▶ **TASK BRIEF**: From the records below, copy every line that contains the word "values".

▶ **ENTRIES PROVIDED**:
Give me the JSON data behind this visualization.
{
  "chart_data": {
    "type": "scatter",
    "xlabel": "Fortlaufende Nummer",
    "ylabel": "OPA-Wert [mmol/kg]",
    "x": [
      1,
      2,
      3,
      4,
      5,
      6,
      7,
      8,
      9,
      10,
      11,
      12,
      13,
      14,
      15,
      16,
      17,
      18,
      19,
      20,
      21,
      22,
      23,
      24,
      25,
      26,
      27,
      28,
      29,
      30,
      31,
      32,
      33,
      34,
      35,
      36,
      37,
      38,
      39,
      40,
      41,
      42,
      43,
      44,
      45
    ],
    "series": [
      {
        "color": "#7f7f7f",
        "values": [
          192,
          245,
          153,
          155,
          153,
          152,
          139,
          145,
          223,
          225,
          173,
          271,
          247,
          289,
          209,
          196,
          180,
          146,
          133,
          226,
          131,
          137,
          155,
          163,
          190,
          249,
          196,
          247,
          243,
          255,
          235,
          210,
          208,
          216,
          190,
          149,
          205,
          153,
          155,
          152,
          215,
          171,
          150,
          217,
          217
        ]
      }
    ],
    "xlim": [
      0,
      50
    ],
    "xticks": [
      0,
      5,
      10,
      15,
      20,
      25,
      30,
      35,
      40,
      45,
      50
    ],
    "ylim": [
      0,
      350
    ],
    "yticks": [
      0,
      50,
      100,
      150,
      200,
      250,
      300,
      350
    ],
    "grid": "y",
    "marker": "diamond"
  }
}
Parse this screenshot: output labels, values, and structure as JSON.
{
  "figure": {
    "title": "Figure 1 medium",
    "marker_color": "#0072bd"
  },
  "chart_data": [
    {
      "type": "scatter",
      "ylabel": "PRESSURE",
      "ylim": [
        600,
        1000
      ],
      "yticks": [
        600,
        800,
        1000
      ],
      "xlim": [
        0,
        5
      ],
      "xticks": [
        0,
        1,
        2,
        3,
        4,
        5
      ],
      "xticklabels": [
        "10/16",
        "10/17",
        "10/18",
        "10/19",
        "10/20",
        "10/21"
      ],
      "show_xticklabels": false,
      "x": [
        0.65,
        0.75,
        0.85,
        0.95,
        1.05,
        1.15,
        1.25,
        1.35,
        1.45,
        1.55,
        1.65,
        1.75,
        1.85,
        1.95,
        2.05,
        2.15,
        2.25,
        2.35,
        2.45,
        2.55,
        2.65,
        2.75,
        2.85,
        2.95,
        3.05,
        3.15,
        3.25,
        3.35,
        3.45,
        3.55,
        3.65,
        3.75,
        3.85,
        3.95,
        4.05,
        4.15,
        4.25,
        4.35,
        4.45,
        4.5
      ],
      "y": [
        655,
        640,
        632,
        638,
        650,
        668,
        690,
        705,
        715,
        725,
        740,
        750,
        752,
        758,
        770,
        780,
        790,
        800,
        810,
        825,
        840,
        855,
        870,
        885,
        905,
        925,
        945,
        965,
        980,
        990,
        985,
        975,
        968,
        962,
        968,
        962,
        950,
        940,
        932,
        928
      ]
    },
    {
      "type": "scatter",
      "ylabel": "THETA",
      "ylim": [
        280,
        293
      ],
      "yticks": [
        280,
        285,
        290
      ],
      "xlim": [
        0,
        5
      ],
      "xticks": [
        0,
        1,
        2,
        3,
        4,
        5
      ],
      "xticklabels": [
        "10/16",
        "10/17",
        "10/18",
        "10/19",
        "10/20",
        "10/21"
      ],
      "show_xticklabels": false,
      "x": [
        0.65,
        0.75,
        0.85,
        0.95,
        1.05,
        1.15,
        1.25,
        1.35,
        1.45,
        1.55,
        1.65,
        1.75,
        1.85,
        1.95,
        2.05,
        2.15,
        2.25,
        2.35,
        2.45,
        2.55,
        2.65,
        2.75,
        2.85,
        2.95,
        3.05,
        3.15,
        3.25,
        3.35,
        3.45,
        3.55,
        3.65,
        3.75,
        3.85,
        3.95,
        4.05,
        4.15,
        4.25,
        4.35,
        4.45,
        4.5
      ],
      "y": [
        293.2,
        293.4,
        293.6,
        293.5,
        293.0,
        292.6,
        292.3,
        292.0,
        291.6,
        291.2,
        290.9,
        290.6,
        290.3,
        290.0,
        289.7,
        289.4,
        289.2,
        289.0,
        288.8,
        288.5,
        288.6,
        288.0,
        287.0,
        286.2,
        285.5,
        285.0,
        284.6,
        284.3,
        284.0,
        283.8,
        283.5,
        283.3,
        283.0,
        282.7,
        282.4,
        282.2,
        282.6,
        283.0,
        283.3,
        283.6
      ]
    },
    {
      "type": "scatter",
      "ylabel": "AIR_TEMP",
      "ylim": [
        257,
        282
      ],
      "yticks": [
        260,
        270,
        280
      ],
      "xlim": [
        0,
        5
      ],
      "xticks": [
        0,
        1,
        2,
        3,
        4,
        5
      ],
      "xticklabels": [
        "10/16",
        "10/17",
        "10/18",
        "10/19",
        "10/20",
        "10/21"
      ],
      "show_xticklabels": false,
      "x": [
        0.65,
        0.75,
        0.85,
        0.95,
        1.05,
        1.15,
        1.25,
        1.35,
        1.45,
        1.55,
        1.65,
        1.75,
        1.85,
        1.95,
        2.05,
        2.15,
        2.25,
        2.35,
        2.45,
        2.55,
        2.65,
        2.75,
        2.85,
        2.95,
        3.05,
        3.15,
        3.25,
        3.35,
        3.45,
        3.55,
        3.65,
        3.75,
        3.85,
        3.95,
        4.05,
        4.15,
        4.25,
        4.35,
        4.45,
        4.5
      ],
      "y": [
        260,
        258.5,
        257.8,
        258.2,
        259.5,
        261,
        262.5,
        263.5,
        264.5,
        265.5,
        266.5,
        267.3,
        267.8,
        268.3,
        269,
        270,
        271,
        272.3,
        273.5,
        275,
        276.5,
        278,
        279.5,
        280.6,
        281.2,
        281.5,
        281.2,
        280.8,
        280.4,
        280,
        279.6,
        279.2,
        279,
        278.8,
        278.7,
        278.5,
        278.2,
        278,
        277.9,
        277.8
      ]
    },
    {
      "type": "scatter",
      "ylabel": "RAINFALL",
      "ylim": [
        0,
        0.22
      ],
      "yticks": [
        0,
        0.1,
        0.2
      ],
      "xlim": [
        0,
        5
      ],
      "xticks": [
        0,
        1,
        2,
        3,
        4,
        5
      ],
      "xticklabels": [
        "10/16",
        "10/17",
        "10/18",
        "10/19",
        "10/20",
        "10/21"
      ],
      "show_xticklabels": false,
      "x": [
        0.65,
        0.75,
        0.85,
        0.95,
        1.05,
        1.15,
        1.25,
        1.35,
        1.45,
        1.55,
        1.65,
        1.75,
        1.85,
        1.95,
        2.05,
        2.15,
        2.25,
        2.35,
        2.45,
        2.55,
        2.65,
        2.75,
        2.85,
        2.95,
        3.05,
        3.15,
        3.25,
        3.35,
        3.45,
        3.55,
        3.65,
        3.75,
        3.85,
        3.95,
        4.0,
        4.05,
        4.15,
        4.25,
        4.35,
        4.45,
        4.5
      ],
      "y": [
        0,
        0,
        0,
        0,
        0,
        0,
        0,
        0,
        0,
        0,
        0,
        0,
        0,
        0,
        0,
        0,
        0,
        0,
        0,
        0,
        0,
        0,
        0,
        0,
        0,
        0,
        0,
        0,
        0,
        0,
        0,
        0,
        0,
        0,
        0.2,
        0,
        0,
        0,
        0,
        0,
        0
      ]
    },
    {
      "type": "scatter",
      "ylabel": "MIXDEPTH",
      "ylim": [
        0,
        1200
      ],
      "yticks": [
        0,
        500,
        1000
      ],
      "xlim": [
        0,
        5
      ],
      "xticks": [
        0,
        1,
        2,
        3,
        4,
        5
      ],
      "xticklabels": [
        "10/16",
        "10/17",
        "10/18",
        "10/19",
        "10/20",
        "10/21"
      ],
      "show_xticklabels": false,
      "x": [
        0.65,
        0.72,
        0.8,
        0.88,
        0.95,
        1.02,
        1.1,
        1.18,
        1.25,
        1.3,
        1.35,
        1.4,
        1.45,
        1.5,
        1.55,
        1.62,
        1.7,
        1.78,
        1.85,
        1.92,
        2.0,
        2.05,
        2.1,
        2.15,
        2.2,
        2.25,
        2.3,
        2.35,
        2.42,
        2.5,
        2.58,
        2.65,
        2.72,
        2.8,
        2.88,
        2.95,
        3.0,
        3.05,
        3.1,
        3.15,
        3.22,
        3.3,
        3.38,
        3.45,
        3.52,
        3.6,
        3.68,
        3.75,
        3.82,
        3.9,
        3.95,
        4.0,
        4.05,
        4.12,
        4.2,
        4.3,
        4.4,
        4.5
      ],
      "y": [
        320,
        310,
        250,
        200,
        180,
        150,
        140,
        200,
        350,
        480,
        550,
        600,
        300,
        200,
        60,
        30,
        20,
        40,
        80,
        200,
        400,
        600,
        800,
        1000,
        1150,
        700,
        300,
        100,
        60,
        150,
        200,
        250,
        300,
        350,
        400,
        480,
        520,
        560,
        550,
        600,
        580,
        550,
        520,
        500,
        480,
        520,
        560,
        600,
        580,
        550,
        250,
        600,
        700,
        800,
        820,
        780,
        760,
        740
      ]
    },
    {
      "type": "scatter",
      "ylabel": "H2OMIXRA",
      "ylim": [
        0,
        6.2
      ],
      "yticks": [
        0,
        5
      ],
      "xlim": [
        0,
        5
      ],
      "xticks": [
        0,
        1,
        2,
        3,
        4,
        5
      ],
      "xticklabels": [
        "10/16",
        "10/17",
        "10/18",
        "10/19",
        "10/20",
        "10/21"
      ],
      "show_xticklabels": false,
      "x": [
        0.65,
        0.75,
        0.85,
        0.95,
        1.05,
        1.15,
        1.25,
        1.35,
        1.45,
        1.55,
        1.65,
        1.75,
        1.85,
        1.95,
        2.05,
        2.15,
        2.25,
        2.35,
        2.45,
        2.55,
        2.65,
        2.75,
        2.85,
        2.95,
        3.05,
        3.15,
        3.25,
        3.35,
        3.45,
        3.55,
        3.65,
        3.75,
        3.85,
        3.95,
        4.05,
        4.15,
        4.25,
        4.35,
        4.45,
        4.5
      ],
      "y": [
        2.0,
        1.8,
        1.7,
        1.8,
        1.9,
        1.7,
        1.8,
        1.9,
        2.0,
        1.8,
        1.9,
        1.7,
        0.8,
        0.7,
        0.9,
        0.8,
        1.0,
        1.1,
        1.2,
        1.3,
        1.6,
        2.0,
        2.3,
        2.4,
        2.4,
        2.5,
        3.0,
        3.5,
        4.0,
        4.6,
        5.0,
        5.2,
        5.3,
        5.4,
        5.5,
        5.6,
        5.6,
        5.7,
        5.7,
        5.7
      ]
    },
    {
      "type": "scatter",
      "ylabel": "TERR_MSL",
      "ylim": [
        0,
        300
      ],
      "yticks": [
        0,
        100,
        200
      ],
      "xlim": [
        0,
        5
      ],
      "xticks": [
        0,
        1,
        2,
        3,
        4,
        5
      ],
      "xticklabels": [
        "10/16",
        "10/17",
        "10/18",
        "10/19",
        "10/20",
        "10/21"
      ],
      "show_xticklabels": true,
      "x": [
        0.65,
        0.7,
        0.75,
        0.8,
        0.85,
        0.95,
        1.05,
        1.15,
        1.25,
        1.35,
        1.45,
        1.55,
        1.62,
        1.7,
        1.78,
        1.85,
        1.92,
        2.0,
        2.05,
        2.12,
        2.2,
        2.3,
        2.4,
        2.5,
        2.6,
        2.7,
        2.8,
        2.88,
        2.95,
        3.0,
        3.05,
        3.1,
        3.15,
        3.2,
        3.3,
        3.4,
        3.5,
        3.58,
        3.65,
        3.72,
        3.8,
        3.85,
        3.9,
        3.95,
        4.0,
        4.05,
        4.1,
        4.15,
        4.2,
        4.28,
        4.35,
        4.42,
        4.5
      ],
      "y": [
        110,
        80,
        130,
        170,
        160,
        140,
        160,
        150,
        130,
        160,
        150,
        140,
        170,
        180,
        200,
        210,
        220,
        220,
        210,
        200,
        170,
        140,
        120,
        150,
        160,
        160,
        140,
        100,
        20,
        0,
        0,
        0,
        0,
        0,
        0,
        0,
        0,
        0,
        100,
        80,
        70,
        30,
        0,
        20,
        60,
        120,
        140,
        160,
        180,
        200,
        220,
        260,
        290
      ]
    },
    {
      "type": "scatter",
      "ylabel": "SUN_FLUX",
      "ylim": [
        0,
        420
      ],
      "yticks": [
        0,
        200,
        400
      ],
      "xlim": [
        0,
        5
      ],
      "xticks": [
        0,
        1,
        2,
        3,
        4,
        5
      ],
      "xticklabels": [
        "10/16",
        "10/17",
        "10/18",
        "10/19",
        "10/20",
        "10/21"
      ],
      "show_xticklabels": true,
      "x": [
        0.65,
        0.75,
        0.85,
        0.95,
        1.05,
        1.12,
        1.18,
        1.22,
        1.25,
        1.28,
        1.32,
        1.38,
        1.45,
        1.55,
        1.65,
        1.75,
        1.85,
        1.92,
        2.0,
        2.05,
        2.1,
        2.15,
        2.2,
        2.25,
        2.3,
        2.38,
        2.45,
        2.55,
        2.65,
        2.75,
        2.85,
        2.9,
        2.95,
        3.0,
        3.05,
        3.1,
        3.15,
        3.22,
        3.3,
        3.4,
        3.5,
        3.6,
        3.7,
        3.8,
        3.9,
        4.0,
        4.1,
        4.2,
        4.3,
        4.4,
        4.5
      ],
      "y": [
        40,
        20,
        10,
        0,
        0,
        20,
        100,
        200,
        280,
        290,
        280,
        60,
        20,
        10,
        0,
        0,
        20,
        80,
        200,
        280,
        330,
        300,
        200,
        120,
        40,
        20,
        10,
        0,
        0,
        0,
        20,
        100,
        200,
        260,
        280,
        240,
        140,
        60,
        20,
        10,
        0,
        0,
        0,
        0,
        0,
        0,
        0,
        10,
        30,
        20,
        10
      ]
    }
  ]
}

▶ **SOLUTION TO THIS TASK**:
        "values": [
Parse this screenshot: output labels, values, and structure as JSON.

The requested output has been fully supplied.